━━━ SELECTED TEXT

You’ve gone through one of the toughest years ever for finding employment and you hope 2010 will be better. When the calendar changes each January, everyone reflects on how far they went and where they want to go. For instance, a company reviews its performance, people make new year’s resolutions, and project team leaders review their progress.

As a job seeker, you should also assess your progress—or lack thereof. Have you gotten interviews? How many times were you in the actual running for a job? What kind of feedback did you receive from employers who interviewed you but didn’t hire you? How many phone interviews turned into face-to-face interviews? Think back and collect that data to determine where you need to try something different to get hired in 2010.

I was watching a show on the NFL Network in which they were interviewing coaches of teams that didn’t reach the playoffs. Each one said they would be in meetings for the next few weeks to review their 2009 performances. They would look at each position, assess their strengths, and determine how they fell short of the plans they devised before the season began.

This is a great way to look at your job search. What can you do to reach your "playoffs" (a job) and advance to your career "Super Bowl" (a good job)? Here are a dozen areas to look at to make sure you’re successful:

1. Your resume. Have you ever just sat down and honestly analyzed your resume? Does it just show accomplishments? Or does it show how those accomplishments added value to the position and the company? Make it come alive by demonstrating the value.

━━━━━━
━━━ ENTRIES

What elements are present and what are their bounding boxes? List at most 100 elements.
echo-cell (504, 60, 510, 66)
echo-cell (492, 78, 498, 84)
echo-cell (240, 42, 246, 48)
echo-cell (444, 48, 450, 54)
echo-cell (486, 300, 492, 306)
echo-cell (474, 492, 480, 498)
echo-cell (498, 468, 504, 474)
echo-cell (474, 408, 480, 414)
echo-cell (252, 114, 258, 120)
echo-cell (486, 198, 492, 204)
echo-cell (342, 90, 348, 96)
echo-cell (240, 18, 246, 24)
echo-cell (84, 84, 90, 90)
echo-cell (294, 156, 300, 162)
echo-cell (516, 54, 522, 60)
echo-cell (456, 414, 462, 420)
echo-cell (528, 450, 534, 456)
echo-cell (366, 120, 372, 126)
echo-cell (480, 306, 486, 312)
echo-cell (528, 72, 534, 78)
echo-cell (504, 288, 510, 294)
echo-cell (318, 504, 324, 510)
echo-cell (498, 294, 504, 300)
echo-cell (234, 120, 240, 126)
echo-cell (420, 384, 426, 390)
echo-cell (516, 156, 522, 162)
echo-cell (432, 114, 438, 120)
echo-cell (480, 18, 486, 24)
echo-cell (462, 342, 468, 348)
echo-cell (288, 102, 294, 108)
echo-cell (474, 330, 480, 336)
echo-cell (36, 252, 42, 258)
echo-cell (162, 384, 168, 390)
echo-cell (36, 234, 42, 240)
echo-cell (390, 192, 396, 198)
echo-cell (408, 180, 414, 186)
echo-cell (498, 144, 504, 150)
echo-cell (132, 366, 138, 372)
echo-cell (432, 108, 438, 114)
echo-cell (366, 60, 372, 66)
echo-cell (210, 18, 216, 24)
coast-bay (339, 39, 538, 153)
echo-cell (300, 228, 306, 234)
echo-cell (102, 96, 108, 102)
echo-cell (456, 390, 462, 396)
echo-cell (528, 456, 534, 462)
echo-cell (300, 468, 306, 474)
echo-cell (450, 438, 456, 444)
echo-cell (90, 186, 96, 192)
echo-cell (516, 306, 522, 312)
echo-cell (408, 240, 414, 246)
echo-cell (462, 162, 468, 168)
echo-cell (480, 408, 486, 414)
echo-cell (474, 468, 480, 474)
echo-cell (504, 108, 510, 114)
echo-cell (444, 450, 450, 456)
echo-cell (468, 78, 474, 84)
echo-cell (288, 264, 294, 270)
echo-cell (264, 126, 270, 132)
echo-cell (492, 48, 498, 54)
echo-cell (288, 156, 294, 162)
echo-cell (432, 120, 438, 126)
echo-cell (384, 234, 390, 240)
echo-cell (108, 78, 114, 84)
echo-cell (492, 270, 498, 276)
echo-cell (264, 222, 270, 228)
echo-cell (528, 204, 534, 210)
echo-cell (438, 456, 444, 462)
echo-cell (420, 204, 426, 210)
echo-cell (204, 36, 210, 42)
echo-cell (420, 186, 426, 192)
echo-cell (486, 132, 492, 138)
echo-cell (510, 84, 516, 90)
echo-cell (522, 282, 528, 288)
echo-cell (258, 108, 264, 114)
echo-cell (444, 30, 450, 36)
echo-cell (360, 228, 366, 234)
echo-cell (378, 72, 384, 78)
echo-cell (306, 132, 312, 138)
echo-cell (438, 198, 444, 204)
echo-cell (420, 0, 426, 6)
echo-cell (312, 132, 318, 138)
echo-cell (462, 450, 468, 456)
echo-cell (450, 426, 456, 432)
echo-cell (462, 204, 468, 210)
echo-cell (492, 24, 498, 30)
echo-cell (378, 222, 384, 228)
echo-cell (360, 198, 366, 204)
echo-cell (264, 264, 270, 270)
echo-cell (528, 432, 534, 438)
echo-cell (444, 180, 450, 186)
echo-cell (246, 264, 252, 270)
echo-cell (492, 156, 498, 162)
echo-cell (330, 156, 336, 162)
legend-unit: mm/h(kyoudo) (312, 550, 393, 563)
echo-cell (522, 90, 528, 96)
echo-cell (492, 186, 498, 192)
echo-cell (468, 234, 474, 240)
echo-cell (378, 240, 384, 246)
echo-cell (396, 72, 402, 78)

━━━━━━

*TASKS FOR THIS EXERCISE*:
- A) Answer these questions from the job search text:
(i) On which network was the show with the coaches broadcast?
(ii) How many areas does the text list to check?
(iii) What does the career "Super Bowl" stand for?
- B) Reproduce the job search text word for word from "This is a great" to "demonstrating the value.".

*RESPONSES*:
- A)
(i) The NFL Network
(ii) A dozen
(iii) A good job

- B)
This is a great way to look at your job search. What can you do to reach your "playoffs" (a job) and advance to your career "Super Bowl" (a good job)? Here are a dozen areas to look at to make sure you’re successful:

1. Your resume. Have you ever just sat down and honestly analyzed your resume? Does it just show accomplishments? Or does it show how those accomplishments added value to the position and the company? Make it come alive by demonstrating the value.